> What to work on: Select all lines with the string "orientation" in them, and copy those lines.

> Records to use:
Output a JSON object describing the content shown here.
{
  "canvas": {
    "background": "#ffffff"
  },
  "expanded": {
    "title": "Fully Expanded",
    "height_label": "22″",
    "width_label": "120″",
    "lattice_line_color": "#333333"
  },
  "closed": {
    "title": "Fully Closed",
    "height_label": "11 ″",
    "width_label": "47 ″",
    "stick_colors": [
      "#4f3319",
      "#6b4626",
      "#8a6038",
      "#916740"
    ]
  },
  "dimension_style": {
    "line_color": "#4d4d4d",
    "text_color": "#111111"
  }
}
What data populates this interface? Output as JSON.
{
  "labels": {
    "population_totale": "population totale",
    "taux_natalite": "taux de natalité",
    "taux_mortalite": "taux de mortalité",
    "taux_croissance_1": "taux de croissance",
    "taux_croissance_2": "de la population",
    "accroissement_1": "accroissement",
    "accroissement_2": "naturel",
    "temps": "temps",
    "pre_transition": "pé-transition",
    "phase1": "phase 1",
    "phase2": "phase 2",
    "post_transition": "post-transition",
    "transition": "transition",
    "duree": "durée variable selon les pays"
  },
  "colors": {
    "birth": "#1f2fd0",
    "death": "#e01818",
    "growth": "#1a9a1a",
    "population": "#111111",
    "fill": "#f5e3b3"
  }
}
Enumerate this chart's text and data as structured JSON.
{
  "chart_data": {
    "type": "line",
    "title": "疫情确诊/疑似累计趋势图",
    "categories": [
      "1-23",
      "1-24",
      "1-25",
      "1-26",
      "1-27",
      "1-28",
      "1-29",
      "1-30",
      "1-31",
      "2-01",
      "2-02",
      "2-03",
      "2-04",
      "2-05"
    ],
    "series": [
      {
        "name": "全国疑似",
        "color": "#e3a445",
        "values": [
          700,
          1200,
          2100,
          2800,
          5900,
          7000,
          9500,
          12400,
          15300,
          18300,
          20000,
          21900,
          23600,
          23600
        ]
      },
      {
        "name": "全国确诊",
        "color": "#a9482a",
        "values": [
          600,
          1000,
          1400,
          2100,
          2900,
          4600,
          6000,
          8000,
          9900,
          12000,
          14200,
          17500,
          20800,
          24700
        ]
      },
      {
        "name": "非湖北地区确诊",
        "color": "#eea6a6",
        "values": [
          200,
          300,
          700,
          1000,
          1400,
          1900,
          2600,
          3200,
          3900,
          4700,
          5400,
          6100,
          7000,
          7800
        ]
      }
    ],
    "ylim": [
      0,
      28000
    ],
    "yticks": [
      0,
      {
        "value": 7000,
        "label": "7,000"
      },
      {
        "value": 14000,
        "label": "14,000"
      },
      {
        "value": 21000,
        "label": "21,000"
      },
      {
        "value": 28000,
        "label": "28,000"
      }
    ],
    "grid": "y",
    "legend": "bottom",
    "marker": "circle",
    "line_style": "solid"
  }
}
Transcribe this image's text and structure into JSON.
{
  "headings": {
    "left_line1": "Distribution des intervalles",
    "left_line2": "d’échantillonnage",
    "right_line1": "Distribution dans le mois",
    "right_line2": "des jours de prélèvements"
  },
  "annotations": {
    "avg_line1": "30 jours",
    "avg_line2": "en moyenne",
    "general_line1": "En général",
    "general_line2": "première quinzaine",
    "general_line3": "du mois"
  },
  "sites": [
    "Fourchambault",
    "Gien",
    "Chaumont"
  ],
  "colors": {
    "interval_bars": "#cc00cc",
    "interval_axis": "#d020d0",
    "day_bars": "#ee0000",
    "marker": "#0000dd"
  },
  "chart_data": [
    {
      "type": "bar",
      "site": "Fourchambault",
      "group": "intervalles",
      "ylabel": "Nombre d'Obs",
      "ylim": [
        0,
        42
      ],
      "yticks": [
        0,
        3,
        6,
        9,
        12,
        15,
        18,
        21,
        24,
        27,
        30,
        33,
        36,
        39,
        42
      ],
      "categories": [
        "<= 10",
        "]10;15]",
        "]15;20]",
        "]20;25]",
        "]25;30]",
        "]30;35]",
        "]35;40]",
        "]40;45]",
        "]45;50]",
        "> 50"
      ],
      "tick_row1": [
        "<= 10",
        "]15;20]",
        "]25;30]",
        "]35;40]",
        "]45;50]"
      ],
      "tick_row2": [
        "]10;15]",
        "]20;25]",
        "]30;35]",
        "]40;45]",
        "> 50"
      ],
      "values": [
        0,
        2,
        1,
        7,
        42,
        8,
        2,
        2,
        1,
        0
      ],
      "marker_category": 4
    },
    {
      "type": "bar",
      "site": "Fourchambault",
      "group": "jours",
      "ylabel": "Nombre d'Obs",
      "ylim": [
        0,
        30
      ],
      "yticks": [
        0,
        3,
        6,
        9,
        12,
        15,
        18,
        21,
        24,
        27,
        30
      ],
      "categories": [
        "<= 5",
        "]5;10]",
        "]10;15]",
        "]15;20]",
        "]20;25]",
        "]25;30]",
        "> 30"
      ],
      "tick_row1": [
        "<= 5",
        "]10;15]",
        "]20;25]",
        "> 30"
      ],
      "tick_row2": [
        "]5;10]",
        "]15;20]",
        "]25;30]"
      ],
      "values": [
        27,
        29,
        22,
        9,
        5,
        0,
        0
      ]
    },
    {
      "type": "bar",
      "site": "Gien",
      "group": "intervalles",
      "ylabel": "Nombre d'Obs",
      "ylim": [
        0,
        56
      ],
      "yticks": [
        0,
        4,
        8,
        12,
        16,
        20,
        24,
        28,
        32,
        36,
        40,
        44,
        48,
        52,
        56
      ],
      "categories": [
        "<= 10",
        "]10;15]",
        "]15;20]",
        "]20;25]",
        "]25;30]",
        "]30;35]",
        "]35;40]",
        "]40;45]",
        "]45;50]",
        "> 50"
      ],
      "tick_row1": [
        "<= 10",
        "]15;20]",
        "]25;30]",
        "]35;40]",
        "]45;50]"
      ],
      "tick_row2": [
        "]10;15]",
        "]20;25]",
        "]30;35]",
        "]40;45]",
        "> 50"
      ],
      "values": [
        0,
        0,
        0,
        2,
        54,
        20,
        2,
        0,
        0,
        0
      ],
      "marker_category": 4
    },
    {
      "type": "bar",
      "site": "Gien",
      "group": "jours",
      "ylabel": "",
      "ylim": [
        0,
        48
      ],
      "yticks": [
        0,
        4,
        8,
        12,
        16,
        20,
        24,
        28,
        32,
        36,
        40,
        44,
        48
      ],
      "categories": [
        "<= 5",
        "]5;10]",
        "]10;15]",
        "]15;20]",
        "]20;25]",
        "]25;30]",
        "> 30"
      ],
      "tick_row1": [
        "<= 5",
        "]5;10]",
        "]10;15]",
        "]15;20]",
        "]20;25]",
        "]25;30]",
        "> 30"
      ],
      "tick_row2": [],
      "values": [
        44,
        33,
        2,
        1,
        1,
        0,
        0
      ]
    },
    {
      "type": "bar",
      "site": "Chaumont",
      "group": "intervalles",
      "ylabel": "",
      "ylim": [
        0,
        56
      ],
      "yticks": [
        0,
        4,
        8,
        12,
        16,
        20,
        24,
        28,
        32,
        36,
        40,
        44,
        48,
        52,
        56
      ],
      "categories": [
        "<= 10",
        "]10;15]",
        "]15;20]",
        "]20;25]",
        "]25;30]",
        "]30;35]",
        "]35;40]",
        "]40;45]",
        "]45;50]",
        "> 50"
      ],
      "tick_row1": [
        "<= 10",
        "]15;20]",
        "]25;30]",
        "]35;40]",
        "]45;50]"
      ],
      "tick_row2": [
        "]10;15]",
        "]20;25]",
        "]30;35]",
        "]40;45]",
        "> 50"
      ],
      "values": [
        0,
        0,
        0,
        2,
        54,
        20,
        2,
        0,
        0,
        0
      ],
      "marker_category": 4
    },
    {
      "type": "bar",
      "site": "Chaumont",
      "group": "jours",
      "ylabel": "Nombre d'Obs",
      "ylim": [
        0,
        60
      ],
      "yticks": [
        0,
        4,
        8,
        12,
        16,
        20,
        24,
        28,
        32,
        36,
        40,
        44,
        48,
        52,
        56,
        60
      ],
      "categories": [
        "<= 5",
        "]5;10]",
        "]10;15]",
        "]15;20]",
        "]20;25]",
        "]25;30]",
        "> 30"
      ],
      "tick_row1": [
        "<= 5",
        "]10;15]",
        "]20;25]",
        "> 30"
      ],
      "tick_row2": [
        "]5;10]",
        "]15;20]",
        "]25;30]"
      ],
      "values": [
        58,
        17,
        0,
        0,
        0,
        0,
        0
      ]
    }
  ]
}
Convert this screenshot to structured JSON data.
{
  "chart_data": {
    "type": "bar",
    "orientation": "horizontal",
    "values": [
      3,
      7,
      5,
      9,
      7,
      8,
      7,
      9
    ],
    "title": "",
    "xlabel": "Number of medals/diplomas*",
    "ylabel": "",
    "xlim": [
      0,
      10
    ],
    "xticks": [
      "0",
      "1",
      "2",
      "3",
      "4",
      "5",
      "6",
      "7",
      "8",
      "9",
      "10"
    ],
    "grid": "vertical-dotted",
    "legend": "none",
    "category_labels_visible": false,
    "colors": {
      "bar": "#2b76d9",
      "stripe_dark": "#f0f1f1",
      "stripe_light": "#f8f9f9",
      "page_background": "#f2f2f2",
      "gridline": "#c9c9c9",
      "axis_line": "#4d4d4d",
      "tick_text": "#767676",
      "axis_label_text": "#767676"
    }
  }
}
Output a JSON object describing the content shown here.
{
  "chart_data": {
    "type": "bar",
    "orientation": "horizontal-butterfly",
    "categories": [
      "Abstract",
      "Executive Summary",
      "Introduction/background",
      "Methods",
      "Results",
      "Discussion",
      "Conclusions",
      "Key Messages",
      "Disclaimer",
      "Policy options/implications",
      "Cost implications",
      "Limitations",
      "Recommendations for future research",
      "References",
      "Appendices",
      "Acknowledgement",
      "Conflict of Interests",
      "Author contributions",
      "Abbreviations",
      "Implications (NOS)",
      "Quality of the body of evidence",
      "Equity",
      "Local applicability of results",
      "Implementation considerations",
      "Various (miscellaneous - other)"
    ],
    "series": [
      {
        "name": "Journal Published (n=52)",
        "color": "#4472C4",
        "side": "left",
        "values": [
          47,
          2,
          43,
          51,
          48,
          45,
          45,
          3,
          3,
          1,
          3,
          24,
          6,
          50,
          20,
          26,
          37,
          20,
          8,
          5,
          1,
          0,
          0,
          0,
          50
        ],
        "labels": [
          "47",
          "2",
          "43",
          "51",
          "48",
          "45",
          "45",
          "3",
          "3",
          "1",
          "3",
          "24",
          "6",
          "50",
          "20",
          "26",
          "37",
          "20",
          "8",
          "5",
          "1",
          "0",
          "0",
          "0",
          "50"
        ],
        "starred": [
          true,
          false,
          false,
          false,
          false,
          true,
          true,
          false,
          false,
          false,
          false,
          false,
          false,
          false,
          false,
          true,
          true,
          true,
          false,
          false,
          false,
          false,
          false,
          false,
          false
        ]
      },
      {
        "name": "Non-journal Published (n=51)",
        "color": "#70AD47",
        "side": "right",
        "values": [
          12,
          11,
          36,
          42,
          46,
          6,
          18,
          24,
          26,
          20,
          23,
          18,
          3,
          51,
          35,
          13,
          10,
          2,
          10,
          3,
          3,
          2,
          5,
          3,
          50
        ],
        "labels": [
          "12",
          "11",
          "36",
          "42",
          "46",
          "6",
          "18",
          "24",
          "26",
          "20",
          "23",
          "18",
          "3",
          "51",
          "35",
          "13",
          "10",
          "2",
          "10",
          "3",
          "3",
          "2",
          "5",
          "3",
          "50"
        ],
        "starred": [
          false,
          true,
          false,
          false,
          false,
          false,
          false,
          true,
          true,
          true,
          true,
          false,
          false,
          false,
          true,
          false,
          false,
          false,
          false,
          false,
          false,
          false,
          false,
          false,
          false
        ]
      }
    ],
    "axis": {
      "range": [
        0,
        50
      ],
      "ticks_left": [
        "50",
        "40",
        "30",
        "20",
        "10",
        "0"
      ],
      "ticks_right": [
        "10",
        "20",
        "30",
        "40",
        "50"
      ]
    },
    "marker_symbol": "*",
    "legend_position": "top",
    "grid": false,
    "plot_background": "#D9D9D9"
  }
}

> Problem solution:
    "orientation": "horizontal",
    "orientation": "horizontal-butterfly",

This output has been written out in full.